### Listing
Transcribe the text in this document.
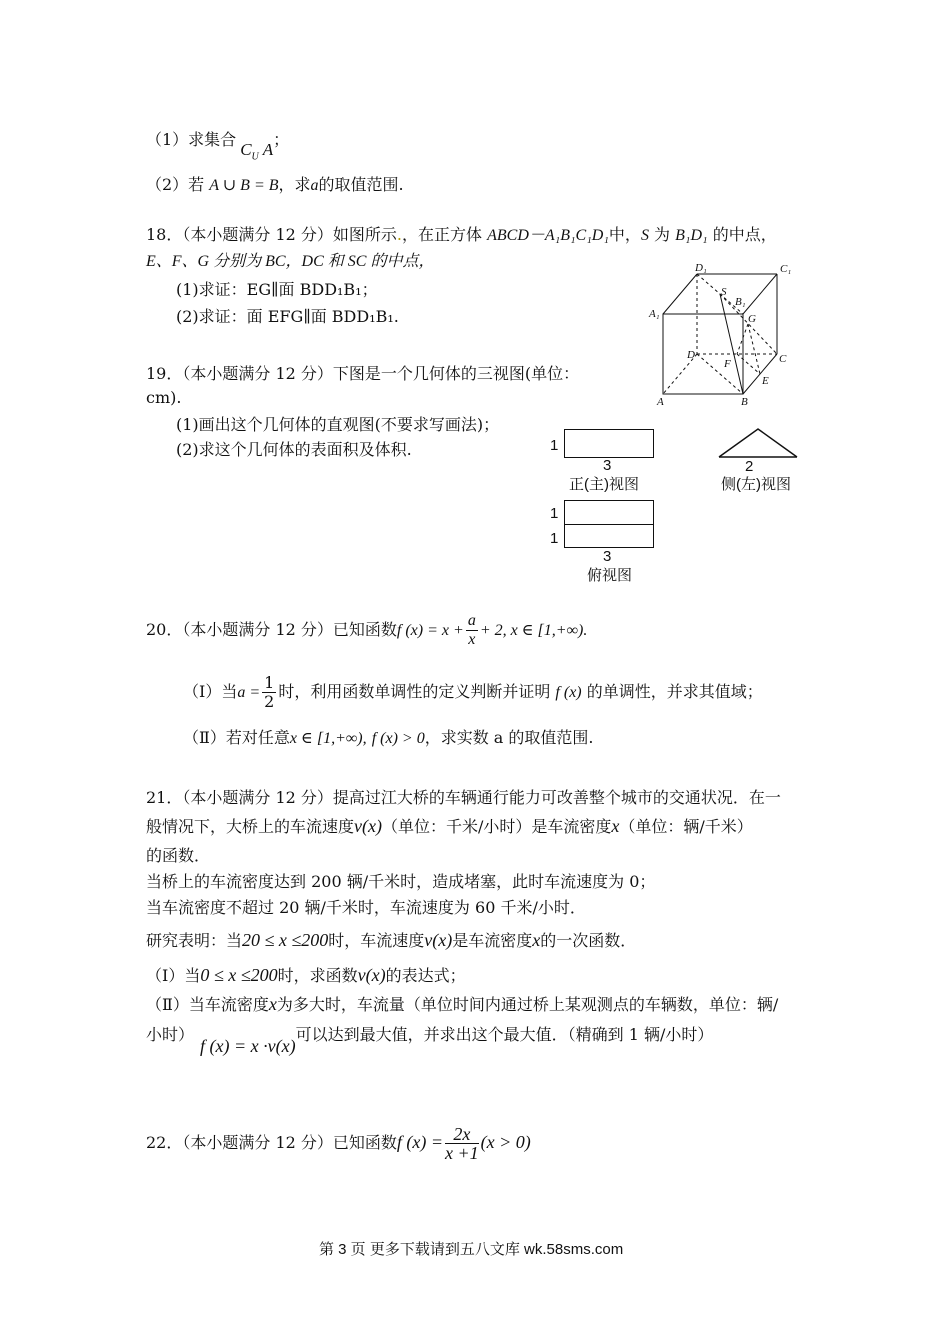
（1）求集合$C_U$ A；
（2）若 A ∪ B = B，求a的取值范围.
18．（本小题满分 12 分）如图所示.，在正方体 ABCD－A₁B₁C₁D₁中，S 为 B₁D₁ 的中点，
E、F、G 分别为 BC，DC 和 SC 的中点，
(1)求证：EG∥面 BDD₁B₁；
(2)求证：面 EFG∥面 BDD₁B₁.
D₁	C₁
A₁
B₁
S
G
D	C
F
E
A	B
19．（本小题满分 12 分）下图是一个几何体的三视图(单位：
cm).
(1)画出这个几何体的直观图(不要求写画法)；
(2)求这个几何体的表面积及体积.	1
3
正(主)视图
2
侧(左)视图
1
1
3
俯视图
20．（本小题满分 12 分）已知函数f $(x) = x + \frac{a}{x} + 2$, x ∈ [1,+∞).
（Ⅰ）当$a = \frac{1}{2}$ 时，利用函数单调性的定义判断并证明 f (x) 的单调性，并求其值域；
（Ⅱ）若对任意x ∈ [1,+∞), f (x) > 0，求实数 a 的取值范围.
21．（本小题满分 12 分）提高过江大桥的车辆通行能力可改善整个城市的交通状况．在一
般情况下，大桥上的车流速度v(x)（单位：千米/小时）是车流密度x（单位：辆/千米）
的函数．
当桥上的车流密度达到 200 辆/千米时，造成堵塞，此时车流速度为 0；
当车流密度不超过 20 辆/千米时，车流速度为 60 千米/小时．
研究表明：当20 ≤ x ≤200时，车流速度v(x)是车流密度x的一次函数．
（Ⅰ）当0 ≤ x ≤200时，求函数v(x)的表达式；
（Ⅱ）当车流密度x为多大时，车流量（单位时间内通过桥上某观测点的车辆数，单位：辆/
小时）f (x) = x ·v(x)可以达到最大值，并求出这个最大值．（精确到 1 辆/小时）
22．（本小题满分 12 分）已知函数f $(x) = \frac{2x}{x +1} (x > 0)$
第 3 页 更多下载请到五八文库 wk.58sms.com
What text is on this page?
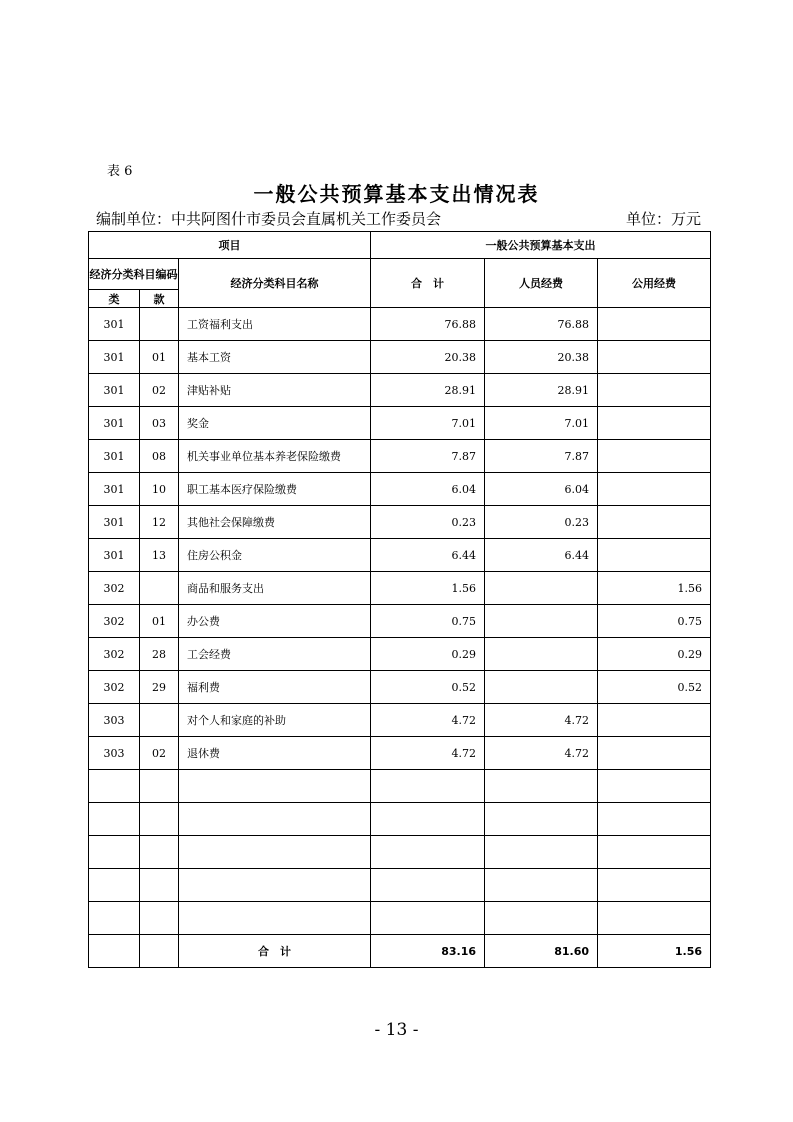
表 6
一般公共预算基本支出情况表
编制单位：中共阿图什市委员会直属机关工作委员会	单位：万元
项目			一般公共预算基本支出		
经济分类科目编码		经济分类科目名称	合　计	人员经费	公用经费
类	款				
301		工资福利支出	76.88	76.88	
301	01	基本工资	20.38	20.38	
301	02	津贴补贴	28.91	28.91	
301	03	奖金	7.01	7.01	
301	08	机关事业单位基本养老保险缴费	7.87	7.87	
301	10	职工基本医疗保险缴费	6.04	6.04	
301	12	其他社会保障缴费	0.23	0.23	
301	13	住房公积金	6.44	6.44	
302		商品和服务支出	1.56		1.56
302	01	办公费	0.75		0.75
302	28	工会经费	0.29		0.29
302	29	福利费	0.52		0.52
303		对个人和家庭的补助	4.72	4.72	
303	02	退休费	4.72	4.72	

		合　计	83.16	81.60	1.56
- 13 -
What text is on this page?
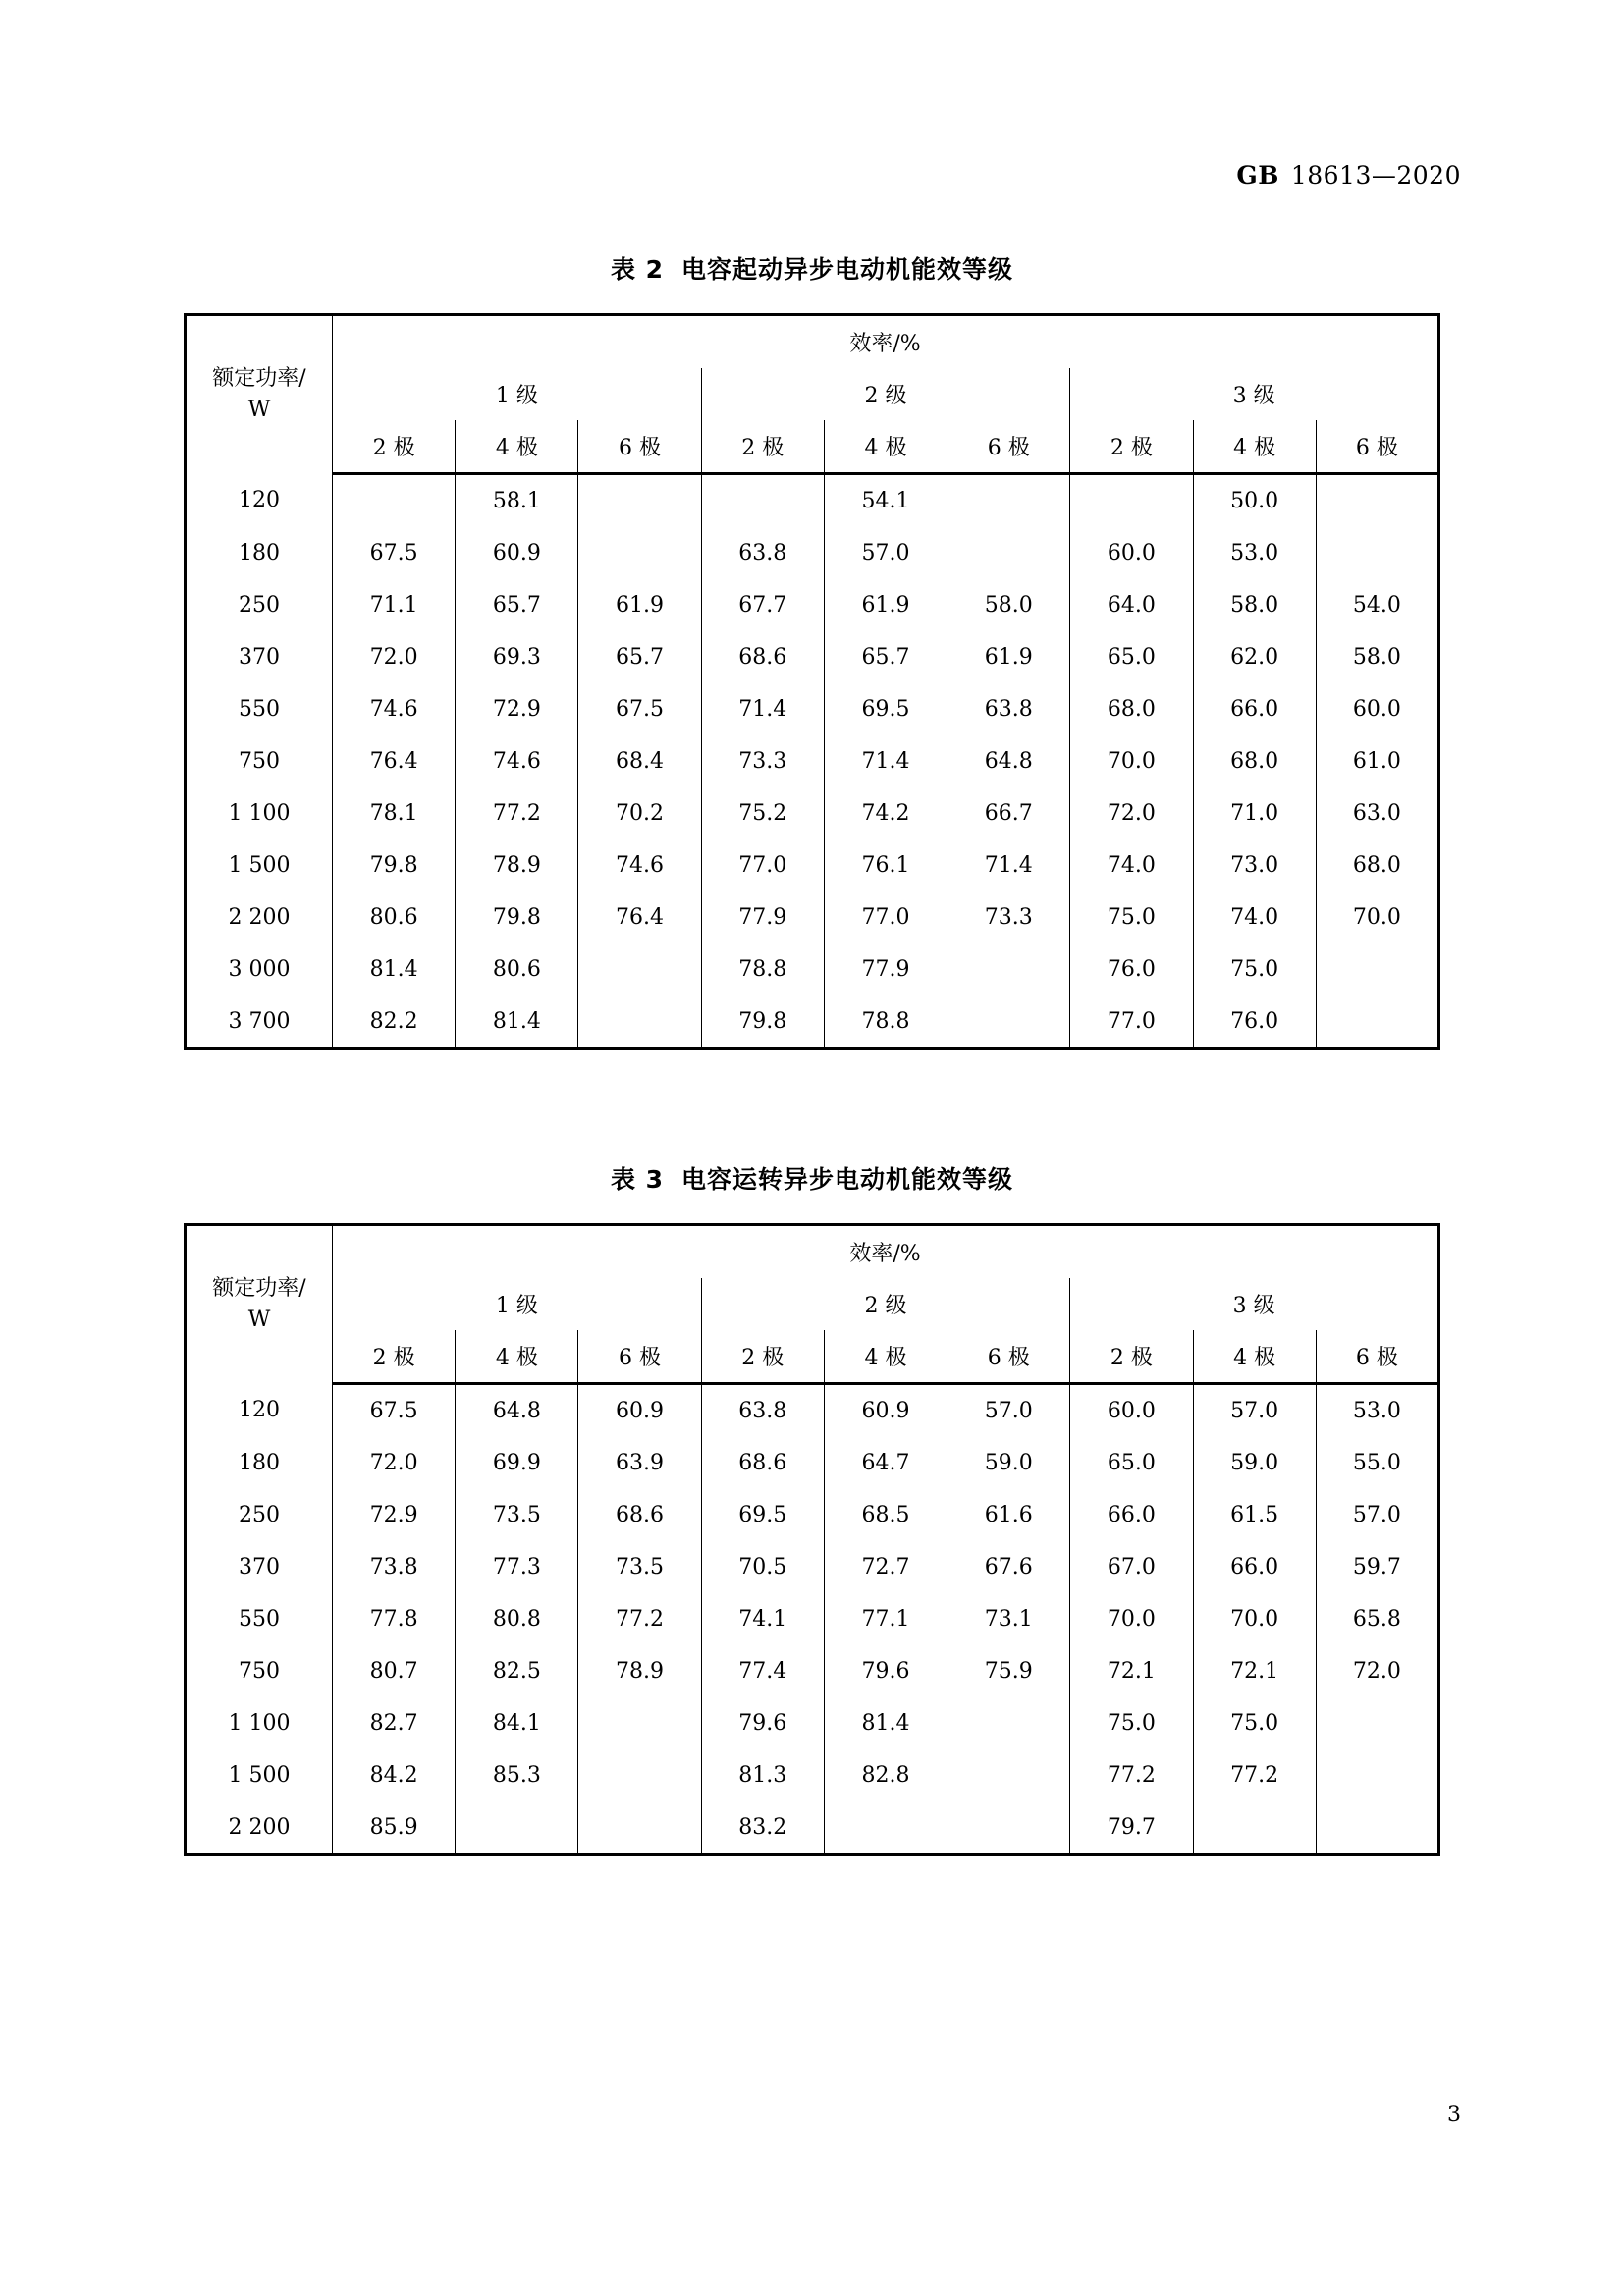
GB 18613—2020
表 2 电容起动异步电动机能效等级
额定功率/
W	效率/%								
	1 级			2 级			3 级		
	2 极	4 极	6 极	2 极	4 极	6 极	2 极	4 极	6 极
120		58.1			54.1			50.0	
180	67.5	60.9		63.8	57.0		60.0	53.0	
250	71.1	65.7	61.9	67.7	61.9	58.0	64.0	58.0	54.0
370	72.0	69.3	65.7	68.6	65.7	61.9	65.0	62.0	58.0
550	74.6	72.9	67.5	71.4	69.5	63.8	68.0	66.0	60.0
750	76.4	74.6	68.4	73.3	71.4	64.8	70.0	68.0	61.0
1 100	78.1	77.2	70.2	75.2	74.2	66.7	72.0	71.0	63.0
1 500	79.8	78.9	74.6	77.0	76.1	71.4	74.0	73.0	68.0
2 200	80.6	79.8	76.4	77.9	77.0	73.3	75.0	74.0	70.0
3 000	81.4	80.6		78.8	77.9		76.0	75.0	
3 700	82.2	81.4		79.8	78.8		77.0	76.0	
表 3 电容运转异步电动机能效等级
额定功率/
W	效率/%								
	1 级			2 级			3 级		
	2 极	4 极	6 极	2 极	4 极	6 极	2 极	4 极	6 极
120	67.5	64.8	60.9	63.8	60.9	57.0	60.0	57.0	53.0
180	72.0	69.9	63.9	68.6	64.7	59.0	65.0	59.0	55.0
250	72.9	73.5	68.6	69.5	68.5	61.6	66.0	61.5	57.0
370	73.8	77.3	73.5	70.5	72.7	67.6	67.0	66.0	59.7
550	77.8	80.8	77.2	74.1	77.1	73.1	70.0	70.0	65.8
750	80.7	82.5	78.9	77.4	79.6	75.9	72.1	72.1	72.0
1 100	82.7	84.1		79.6	81.4		75.0	75.0	
1 500	84.2	85.3		81.3	82.8		77.2	77.2	
2 200	85.9			83.2			79.7		
3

### Stated problem
Above are some records. Report the number of their lines that include "本小题满分", and add nothing else.

### Written solution
5